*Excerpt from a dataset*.
◆ ◆ ◆

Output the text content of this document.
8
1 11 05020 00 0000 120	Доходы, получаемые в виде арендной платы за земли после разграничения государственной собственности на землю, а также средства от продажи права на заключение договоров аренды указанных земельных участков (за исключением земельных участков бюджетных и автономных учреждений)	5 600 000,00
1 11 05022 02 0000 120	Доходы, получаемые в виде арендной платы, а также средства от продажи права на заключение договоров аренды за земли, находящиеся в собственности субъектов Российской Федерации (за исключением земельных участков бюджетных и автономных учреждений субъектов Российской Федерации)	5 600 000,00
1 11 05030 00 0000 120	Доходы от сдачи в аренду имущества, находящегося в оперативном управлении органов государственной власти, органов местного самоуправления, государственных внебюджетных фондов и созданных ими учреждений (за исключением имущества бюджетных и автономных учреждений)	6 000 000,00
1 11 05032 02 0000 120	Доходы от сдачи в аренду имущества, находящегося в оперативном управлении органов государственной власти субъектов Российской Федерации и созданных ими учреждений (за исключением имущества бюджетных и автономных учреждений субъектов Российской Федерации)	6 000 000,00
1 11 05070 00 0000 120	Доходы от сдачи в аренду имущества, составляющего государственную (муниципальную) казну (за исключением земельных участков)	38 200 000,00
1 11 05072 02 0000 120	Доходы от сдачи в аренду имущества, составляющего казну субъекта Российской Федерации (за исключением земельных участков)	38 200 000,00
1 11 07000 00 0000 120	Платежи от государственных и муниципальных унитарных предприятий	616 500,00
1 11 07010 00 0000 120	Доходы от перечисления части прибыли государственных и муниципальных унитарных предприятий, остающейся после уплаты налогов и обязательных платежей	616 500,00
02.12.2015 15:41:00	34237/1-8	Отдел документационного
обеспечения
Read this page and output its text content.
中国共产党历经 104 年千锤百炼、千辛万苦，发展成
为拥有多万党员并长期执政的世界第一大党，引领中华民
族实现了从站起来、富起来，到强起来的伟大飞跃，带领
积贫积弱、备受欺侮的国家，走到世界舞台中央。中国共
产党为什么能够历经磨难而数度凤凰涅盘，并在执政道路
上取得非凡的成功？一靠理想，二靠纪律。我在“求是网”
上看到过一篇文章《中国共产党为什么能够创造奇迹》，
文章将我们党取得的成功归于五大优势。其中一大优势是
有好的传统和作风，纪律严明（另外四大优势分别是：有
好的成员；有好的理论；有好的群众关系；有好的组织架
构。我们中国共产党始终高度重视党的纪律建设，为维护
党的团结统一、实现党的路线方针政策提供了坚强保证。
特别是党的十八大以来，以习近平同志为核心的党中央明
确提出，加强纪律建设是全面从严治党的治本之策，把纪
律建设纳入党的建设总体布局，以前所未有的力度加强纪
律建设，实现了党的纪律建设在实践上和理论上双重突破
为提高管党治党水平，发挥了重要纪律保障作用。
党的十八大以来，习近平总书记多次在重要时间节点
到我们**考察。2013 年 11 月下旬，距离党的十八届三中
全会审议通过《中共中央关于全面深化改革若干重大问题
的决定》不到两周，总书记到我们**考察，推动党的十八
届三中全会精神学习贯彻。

◆ ◆ ◆

*STATED GOAL*. Repeat every record, exactly as written.

*EXERCISE ANSWER*.
Output the text content of this document.
8
1 11 05020 00 0000 120	Доходы, получаемые в виде арендной платы за земли после разграничения государственной собственности на землю, а также средства от продажи права на заключение договоров аренды указанных земельных участков (за исключением земельных участков бюджетных и автономных учреждений)	5 600 000,00
1 11 05022 02 0000 120	Доходы, получаемые в виде арендной платы, а также средства от продажи права на заключение договоров аренды за земли, находящиеся в собственности субъектов Российской Федерации (за исключением земельных участков бюджетных и автономных учреждений субъектов Российской Федерации)	5 600 000,00
1 11 05030 00 0000 120	Доходы от сдачи в аренду имущества, находящегося в оперативном управлении органов государственной власти, органов местного самоуправления, государственных внебюджетных фондов и созданных ими учреждений (за исключением имущества бюджетных и автономных учреждений)	6 000 000,00
1 11 05032 02 0000 120	Доходы от сдачи в аренду имущества, находящегося в оперативном управлении органов государственной власти субъектов Российской Федерации и созданных ими учреждений (за исключением имущества бюджетных и автономных учреждений субъектов Российской Федерации)	6 000 000,00
1 11 05070 00 0000 120	Доходы от сдачи в аренду имущества, составляющего государственную (муниципальную) казну (за исключением земельных участков)	38 200 000,00
1 11 05072 02 0000 120	Доходы от сдачи в аренду имущества, составляющего казну субъекта Российской Федерации (за исключением земельных участков)	38 200 000,00
1 11 07000 00 0000 120	Платежи от государственных и муниципальных унитарных предприятий	616 500,00
1 11 07010 00 0000 120	Доходы от перечисления части прибыли государственных и муниципальных унитарных предприятий, остающейся после уплаты налогов и обязательных платежей	616 500,00
02.12.2015 15:41:00	34237/1-8	Отдел документационного
обеспечения
Read this page and output its text content.
中国共产党历经 104 年千锤百炼、千辛万苦，发展成
为拥有多万党员并长期执政的世界第一大党，引领中华民
族实现了从站起来、富起来，到强起来的伟大飞跃，带领
积贫积弱、备受欺侮的国家，走到世界舞台中央。中国共
产党为什么能够历经磨难而数度凤凰涅盘，并在执政道路
上取得非凡的成功？一靠理想，二靠纪律。我在“求是网”
上看到过一篇文章《中国共产党为什么能够创造奇迹》，
文章将我们党取得的成功归于五大优势。其中一大优势是
有好的传统和作风，纪律严明（另外四大优势分别是：有
好的成员；有好的理论；有好的群众关系；有好的组织架
构。我们中国共产党始终高度重视党的纪律建设，为维护
党的团结统一、实现党的路线方针政策提供了坚强保证。
特别是党的十八大以来，以习近平同志为核心的党中央明
确提出，加强纪律建设是全面从严治党的治本之策，把纪
律建设纳入党的建设总体布局，以前所未有的力度加强纪
律建设，实现了党的纪律建设在实践上和理论上双重突破
为提高管党治党水平，发挥了重要纪律保障作用。
党的十八大以来，习近平总书记多次在重要时间节点
到我们**考察。2013 年 11 月下旬，距离党的十八届三中
全会审议通过《中共中央关于全面深化改革若干重大问题
的决定》不到两周，总书记到我们**考察，推动党的十八
届三中全会精神学习贯彻。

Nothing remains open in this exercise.